- Material
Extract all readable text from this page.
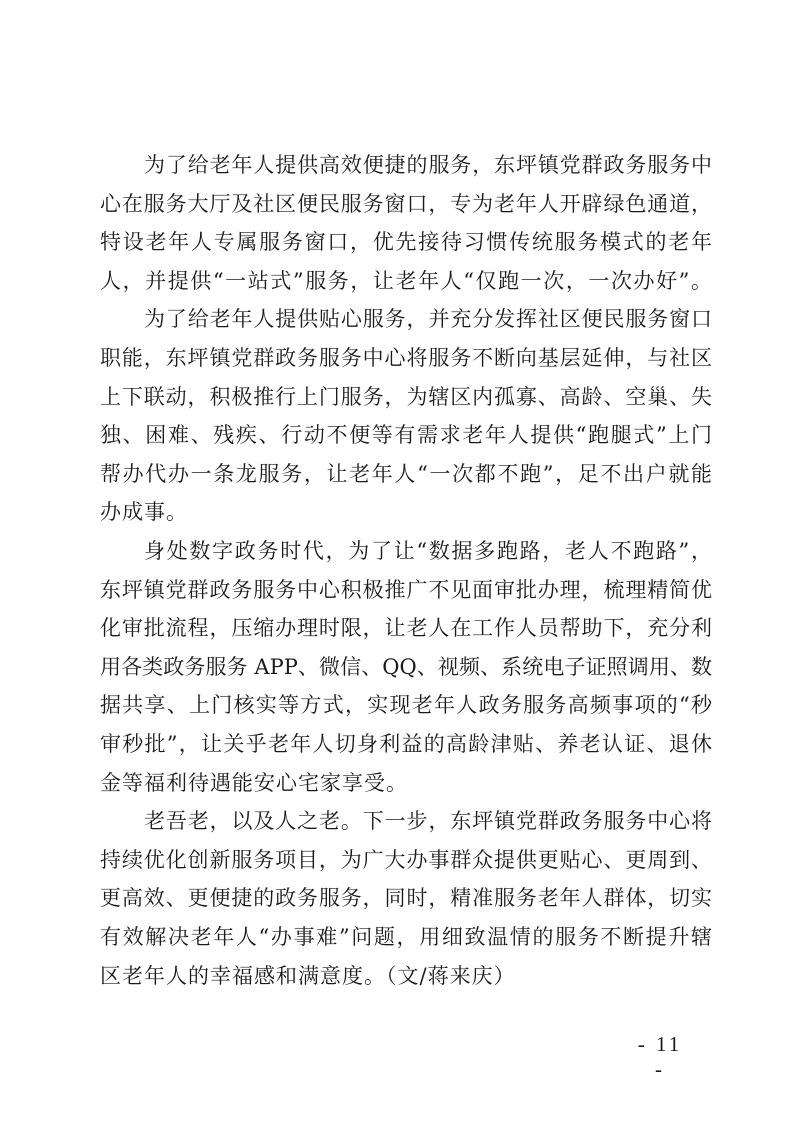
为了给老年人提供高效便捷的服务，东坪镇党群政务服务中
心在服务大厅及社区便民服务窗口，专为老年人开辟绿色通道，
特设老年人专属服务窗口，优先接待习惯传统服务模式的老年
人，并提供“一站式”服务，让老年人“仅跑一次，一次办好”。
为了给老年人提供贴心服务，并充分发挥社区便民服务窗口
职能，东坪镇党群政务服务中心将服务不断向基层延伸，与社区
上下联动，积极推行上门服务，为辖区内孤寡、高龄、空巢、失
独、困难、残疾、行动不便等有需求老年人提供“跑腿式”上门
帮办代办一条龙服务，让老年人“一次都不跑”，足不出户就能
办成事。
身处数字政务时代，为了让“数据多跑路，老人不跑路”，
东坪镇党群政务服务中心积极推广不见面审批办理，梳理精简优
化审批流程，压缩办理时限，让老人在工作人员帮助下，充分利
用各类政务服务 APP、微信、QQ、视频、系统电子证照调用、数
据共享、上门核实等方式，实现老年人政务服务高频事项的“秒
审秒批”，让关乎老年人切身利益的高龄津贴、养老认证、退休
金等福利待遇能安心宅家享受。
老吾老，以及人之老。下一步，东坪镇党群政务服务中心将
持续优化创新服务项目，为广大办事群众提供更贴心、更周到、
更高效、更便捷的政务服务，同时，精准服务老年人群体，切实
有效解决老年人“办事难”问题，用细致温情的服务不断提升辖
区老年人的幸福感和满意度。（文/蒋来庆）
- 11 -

- What the task asks
Will you set down the records word for word while leaving out every picture?

- Reply to the exercise
Extract all readable text from this page.
为了给老年人提供高效便捷的服务，东坪镇党群政务服务中
心在服务大厅及社区便民服务窗口，专为老年人开辟绿色通道，
特设老年人专属服务窗口，优先接待习惯传统服务模式的老年
人，并提供“一站式”服务，让老年人“仅跑一次，一次办好”。
为了给老年人提供贴心服务，并充分发挥社区便民服务窗口
职能，东坪镇党群政务服务中心将服务不断向基层延伸，与社区
上下联动，积极推行上门服务，为辖区内孤寡、高龄、空巢、失
独、困难、残疾、行动不便等有需求老年人提供“跑腿式”上门
帮办代办一条龙服务，让老年人“一次都不跑”，足不出户就能
办成事。
身处数字政务时代，为了让“数据多跑路，老人不跑路”，
东坪镇党群政务服务中心积极推广不见面审批办理，梳理精简优
化审批流程，压缩办理时限，让老人在工作人员帮助下，充分利
用各类政务服务 APP、微信、QQ、视频、系统电子证照调用、数
据共享、上门核实等方式，实现老年人政务服务高频事项的“秒
审秒批”，让关乎老年人切身利益的高龄津贴、养老认证、退休
金等福利待遇能安心宅家享受。
老吾老，以及人之老。下一步，东坪镇党群政务服务中心将
持续优化创新服务项目，为广大办事群众提供更贴心、更周到、
更高效、更便捷的政务服务，同时，精准服务老年人群体，切实
有效解决老年人“办事难”问题，用细致温情的服务不断提升辖
区老年人的幸福感和满意度。（文/蒋来庆）
- 11 -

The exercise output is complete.